Extracted data entries:
# # # # #
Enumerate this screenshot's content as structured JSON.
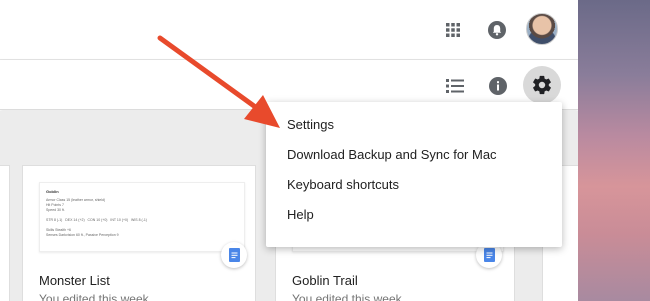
{
  "toolbar": {
    "apps_icon": "apps-grid-icon",
    "notifications_icon": "notifications-bell-icon",
    "view_icon": "list-view-icon",
    "info_icon": "info-icon",
    "settings_icon": "gear-icon"
  },
  "settings_menu": {
    "items": [
      {
        "label": "Settings"
      },
      {
        "label": "Download Backup and Sync for Mac"
      },
      {
        "label": "Keyboard shortcuts"
      },
      {
        "label": "Help"
      }
    ]
  },
  "files": [
    {
      "title": "Monster List",
      "subtitle": "You edited this week",
      "icon": "docs-icon"
    },
    {
      "title": "Goblin Trail",
      "subtitle": "You edited this week",
      "icon": "docs-icon"
    }
  ],
  "colors": {
    "arrow": "#e84a2c",
    "docs_blue": "#4a86e8",
    "gear_bg": "#d9d9d9"
  }
}
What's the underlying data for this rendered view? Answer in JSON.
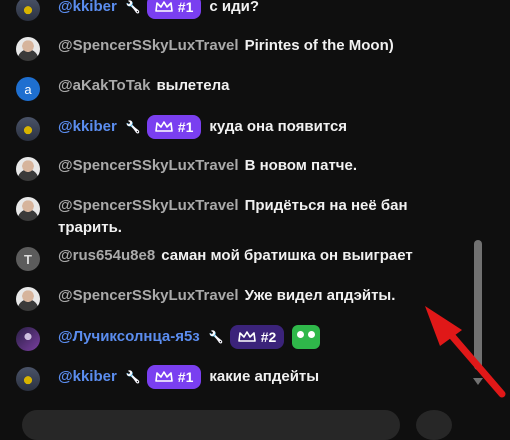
{
  "messages": [
    {
      "author": "@kkiber",
      "style": "kkiber",
      "mod": true,
      "badge": "#1",
      "badge_dark": false,
      "text": "с иди?"
    },
    {
      "author": "@SpencerSSkyLuxTravel",
      "style": "spencer",
      "text": "Pirintes of the Moon)"
    },
    {
      "author": "@aKakToTak",
      "style": "a",
      "avatar_letter": "a",
      "text": "вылетела"
    },
    {
      "author": "@kkiber",
      "style": "kkiber",
      "mod": true,
      "badge": "#1",
      "badge_dark": false,
      "text": "куда она появится"
    },
    {
      "author": "@SpencerSSkyLuxTravel",
      "style": "spencer",
      "text": "В новом патче."
    },
    {
      "author": "@SpencerSSkyLuxTravel",
      "style": "spencer",
      "text": "Придёться на неё бан трарить."
    },
    {
      "author": "@rus654u8e8",
      "style": "rus",
      "avatar_letter": "T",
      "text": "саман мой братишка он выиграет"
    },
    {
      "author": "@SpencerSSkyLuxTravel",
      "style": "spencer",
      "text": "Уже видел апдэйты."
    },
    {
      "author": "@Лучиксолнца-я5з",
      "style": "luchik",
      "mod": true,
      "badge": "#2",
      "badge_dark": true,
      "emote": "green-frog-emote",
      "text": ""
    },
    {
      "author": "@kkiber",
      "style": "kkiber",
      "mod": true,
      "badge": "#1",
      "badge_dark": false,
      "text": "какие апдейты"
    }
  ],
  "colors": {
    "background": "#0f0f0f",
    "moderator_name": "#5b8def",
    "badge": "#7a3ff0",
    "annotation_arrow": "#e01818"
  }
}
# # # # #
Challenge - Reproduce each line exactly, please, except for any pictures.

Solution to this exercise -
Enumerate this screenshot's content as structured JSON.
{
  "toolbar": {
    "apps_icon": "apps-grid-icon",
    "notifications_icon": "notifications-bell-icon",
    "view_icon": "list-view-icon",
    "info_icon": "info-icon",
    "settings_icon": "gear-icon"
  },
  "settings_menu": {
    "items": [
      {
        "label": "Settings"
      },
      {
        "label": "Download Backup and Sync for Mac"
      },
      {
        "label": "Keyboard shortcuts"
      },
      {
        "label": "Help"
      }
    ]
  },
  "files": [
    {
      "title": "Monster List",
      "subtitle": "You edited this week",
      "icon": "docs-icon"
    },
    {
      "title": "Goblin Trail",
      "subtitle": "You edited this week",
      "icon": "docs-icon"
    }
  ],
  "colors": {
    "arrow": "#e84a2c",
    "docs_blue": "#4a86e8",
    "gear_bg": "#d9d9d9"
  }
}
What's the underlying data for this rendered view? Answer in JSON.
{
  "messages": [
    {
      "author": "@kkiber",
      "style": "kkiber",
      "mod": true,
      "badge": "#1",
      "badge_dark": false,
      "text": "с иди?"
    },
    {
      "author": "@SpencerSSkyLuxTravel",
      "style": "spencer",
      "text": "Pirintes of the Moon)"
    },
    {
      "author": "@aKakToTak",
      "style": "a",
      "avatar_letter": "a",
      "text": "вылетела"
    },
    {
      "author": "@kkiber",
      "style": "kkiber",
      "mod": true,
      "badge": "#1",
      "badge_dark": false,
      "text": "куда она появится"
    },
    {
      "author": "@SpencerSSkyLuxTravel",
      "style": "spencer",
      "text": "В новом патче."
    },
    {
      "author": "@SpencerSSkyLuxTravel",
      "style": "spencer",
      "text": "Придёться на неё бан трарить."
    },
    {
      "author": "@rus654u8e8",
      "style": "rus",
      "avatar_letter": "T",
      "text": "саман мой братишка он выиграет"
    },
    {
      "author": "@SpencerSSkyLuxTravel",
      "style": "spencer",
      "text": "Уже видел апдэйты."
    },
    {
      "author": "@Лучиксолнца-я5з",
      "style": "luchik",
      "mod": true,
      "badge": "#2",
      "badge_dark": true,
      "emote": "green-frog-emote",
      "text": ""
    },
    {
      "author": "@kkiber",
      "style": "kkiber",
      "mod": true,
      "badge": "#1",
      "badge_dark": false,
      "text": "какие апдейты"
    }
  ],
  "colors": {
    "background": "#0f0f0f",
    "moderator_name": "#5b8def",
    "badge": "#7a3ff0",
    "annotation_arrow": "#e01818"
  }
}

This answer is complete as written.